**WRITTEN EXERCISE**
State how many lines in the entries below contain "your". Write nothing but the number.
─── DATASET RECORDS ───
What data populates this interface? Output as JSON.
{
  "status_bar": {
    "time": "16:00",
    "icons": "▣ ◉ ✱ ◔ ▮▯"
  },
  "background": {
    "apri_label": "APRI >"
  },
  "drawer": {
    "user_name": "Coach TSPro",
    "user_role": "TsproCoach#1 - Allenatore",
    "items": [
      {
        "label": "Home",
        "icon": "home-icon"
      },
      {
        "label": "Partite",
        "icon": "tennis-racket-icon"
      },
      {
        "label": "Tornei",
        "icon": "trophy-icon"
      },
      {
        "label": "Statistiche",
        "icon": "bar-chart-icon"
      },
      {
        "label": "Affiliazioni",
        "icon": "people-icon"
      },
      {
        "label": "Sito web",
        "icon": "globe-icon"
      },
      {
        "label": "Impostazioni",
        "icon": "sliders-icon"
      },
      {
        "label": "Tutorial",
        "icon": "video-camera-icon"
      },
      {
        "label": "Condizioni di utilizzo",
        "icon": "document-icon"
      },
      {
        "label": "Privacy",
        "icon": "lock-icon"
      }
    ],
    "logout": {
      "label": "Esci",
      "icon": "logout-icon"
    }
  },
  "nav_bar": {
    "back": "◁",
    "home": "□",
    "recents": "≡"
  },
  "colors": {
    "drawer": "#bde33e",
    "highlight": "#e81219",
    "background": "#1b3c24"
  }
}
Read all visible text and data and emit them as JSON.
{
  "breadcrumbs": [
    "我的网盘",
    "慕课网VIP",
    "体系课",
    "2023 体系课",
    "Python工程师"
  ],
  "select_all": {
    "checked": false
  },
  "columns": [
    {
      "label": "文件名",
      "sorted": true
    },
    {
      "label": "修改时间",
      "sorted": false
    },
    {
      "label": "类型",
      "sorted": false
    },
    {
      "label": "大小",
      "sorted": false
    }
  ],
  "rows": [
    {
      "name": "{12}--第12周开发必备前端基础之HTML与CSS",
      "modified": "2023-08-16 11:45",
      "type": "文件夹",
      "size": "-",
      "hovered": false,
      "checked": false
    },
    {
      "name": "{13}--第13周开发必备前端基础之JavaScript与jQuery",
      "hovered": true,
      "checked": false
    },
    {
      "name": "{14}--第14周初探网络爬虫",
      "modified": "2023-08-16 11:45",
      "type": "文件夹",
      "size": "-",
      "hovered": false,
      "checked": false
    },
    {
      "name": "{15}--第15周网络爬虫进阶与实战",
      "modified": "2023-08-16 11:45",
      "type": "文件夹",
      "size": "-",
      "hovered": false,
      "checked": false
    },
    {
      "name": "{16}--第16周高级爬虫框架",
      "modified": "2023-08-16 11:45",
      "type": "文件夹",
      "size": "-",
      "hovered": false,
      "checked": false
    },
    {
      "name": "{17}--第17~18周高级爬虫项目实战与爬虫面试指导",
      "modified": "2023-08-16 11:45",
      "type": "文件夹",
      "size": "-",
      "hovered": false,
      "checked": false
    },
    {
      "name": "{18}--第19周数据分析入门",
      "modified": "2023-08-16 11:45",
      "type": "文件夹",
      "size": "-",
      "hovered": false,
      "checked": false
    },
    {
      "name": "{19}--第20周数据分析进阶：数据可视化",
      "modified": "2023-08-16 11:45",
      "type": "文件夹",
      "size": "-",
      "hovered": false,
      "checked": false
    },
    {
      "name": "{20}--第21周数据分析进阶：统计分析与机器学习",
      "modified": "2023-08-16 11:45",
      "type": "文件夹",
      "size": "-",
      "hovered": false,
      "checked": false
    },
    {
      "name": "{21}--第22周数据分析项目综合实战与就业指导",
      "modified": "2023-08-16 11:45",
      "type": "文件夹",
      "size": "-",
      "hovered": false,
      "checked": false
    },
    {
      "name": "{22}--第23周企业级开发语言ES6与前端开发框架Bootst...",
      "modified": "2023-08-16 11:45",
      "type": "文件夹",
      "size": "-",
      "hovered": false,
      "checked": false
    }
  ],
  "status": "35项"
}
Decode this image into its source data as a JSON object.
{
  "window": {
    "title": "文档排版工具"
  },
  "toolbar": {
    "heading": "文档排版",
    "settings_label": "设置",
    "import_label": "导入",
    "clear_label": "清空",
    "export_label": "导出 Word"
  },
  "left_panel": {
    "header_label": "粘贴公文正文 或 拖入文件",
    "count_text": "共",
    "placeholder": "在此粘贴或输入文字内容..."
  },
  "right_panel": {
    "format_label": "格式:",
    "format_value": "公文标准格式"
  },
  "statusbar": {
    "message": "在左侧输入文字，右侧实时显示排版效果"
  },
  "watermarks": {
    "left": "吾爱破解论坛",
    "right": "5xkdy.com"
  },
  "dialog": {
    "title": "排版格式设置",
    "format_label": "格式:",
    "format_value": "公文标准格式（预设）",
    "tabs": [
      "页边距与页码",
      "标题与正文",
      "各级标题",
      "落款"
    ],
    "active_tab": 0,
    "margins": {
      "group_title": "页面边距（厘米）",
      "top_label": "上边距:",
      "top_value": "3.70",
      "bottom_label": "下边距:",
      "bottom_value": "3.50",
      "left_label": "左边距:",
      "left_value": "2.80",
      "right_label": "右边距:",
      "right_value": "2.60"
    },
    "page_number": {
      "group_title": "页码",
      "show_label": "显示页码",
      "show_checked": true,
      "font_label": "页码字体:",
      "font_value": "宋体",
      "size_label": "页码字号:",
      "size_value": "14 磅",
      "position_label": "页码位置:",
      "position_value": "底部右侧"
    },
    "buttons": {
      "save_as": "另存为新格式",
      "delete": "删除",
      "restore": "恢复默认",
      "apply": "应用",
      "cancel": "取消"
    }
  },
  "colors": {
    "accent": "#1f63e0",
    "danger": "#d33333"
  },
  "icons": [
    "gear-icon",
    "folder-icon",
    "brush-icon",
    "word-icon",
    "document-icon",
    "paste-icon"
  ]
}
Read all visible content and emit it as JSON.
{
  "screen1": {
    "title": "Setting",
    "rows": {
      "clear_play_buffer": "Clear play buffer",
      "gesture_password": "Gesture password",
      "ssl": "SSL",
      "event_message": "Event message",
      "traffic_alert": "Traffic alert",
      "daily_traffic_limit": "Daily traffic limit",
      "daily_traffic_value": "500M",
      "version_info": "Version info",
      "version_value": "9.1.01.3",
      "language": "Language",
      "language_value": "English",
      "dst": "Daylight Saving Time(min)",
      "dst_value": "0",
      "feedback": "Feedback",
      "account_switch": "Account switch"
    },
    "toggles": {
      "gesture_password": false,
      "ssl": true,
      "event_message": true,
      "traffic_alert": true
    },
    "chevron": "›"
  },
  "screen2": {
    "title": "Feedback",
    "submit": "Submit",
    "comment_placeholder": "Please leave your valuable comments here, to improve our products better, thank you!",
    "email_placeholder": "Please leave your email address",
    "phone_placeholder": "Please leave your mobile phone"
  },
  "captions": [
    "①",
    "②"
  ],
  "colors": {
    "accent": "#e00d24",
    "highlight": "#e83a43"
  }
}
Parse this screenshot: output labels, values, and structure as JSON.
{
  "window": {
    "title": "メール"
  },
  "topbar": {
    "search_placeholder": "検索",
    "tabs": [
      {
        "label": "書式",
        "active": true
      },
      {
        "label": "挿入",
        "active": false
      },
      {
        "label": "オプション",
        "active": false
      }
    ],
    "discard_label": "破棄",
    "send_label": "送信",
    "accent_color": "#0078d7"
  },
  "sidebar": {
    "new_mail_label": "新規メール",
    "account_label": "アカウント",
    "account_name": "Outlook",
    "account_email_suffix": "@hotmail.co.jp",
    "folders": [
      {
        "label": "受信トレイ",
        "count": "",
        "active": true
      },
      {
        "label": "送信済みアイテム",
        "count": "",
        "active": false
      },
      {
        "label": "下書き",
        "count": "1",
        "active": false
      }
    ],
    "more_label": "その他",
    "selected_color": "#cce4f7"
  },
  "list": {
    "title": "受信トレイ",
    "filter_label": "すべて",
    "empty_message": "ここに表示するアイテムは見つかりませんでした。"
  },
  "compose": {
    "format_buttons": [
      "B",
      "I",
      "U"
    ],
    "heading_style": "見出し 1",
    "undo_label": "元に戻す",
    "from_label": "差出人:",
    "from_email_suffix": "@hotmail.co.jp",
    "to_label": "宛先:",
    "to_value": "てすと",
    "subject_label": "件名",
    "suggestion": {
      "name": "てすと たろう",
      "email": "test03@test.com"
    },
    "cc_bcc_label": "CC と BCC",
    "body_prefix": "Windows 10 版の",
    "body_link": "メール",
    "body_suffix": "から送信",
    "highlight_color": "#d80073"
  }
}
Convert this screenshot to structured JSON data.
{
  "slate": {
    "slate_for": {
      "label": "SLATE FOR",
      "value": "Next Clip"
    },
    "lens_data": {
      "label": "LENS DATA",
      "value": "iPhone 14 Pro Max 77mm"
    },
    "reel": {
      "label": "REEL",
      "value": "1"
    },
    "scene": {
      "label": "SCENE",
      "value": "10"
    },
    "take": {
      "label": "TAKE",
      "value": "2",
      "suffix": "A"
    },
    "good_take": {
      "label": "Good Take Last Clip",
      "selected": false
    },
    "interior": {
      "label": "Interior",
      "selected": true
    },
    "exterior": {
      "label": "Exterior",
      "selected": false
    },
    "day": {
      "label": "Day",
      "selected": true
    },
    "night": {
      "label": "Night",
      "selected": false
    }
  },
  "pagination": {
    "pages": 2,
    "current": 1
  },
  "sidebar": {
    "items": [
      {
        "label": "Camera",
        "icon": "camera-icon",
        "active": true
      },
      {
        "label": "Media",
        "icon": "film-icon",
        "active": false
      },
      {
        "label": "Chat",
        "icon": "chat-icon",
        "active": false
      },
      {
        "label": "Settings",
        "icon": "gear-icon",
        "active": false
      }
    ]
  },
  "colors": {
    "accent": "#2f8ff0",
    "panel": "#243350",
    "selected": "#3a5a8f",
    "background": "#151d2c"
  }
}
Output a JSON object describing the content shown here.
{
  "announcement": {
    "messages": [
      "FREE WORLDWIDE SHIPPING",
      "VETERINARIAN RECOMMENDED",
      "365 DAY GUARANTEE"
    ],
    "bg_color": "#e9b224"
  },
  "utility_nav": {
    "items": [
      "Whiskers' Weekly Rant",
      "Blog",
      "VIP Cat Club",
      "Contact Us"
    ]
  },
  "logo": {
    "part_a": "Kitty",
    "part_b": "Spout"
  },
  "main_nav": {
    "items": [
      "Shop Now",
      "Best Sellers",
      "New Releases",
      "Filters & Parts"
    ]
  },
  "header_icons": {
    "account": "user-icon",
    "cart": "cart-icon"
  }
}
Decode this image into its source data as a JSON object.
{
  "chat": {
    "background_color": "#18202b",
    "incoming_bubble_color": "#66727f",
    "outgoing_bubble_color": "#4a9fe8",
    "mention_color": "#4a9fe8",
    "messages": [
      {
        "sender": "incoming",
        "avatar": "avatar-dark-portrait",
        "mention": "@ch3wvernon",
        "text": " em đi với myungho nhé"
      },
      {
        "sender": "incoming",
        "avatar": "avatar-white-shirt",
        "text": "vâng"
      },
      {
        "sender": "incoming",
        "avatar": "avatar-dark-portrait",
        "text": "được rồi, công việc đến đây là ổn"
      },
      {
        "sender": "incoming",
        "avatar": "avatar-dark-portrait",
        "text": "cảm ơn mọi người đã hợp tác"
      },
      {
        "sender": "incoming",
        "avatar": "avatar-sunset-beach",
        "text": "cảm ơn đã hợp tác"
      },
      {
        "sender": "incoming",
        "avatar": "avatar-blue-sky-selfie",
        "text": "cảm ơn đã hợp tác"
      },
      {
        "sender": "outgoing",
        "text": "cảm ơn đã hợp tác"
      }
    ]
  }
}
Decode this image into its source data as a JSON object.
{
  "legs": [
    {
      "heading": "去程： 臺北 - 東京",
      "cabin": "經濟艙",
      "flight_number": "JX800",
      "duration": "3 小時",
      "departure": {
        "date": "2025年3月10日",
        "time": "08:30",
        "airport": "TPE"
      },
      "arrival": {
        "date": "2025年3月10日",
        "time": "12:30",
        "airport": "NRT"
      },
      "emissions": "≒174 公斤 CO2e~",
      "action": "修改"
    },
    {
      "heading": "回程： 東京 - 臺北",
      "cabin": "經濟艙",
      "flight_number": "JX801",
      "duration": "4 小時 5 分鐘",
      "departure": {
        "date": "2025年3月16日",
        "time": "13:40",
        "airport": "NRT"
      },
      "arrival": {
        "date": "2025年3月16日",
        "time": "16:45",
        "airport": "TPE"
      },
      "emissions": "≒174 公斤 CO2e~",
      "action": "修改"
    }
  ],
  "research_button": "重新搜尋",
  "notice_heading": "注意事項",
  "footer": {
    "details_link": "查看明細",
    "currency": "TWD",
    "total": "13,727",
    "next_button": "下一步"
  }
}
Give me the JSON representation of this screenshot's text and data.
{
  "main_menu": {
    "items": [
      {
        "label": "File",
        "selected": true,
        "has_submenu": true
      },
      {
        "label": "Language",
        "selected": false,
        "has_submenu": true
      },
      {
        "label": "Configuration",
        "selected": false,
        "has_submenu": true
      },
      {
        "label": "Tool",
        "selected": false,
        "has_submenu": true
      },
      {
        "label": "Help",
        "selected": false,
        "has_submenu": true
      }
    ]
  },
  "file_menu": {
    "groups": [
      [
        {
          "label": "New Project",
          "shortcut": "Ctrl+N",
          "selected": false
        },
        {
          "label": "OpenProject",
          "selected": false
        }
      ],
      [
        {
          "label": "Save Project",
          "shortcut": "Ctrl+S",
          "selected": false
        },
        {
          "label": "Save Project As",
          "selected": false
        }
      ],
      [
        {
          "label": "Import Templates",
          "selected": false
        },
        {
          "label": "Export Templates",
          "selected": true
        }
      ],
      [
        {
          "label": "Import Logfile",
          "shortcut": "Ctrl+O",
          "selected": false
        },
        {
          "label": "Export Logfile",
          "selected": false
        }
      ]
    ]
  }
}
───
**SOLVED EXERCISE**
3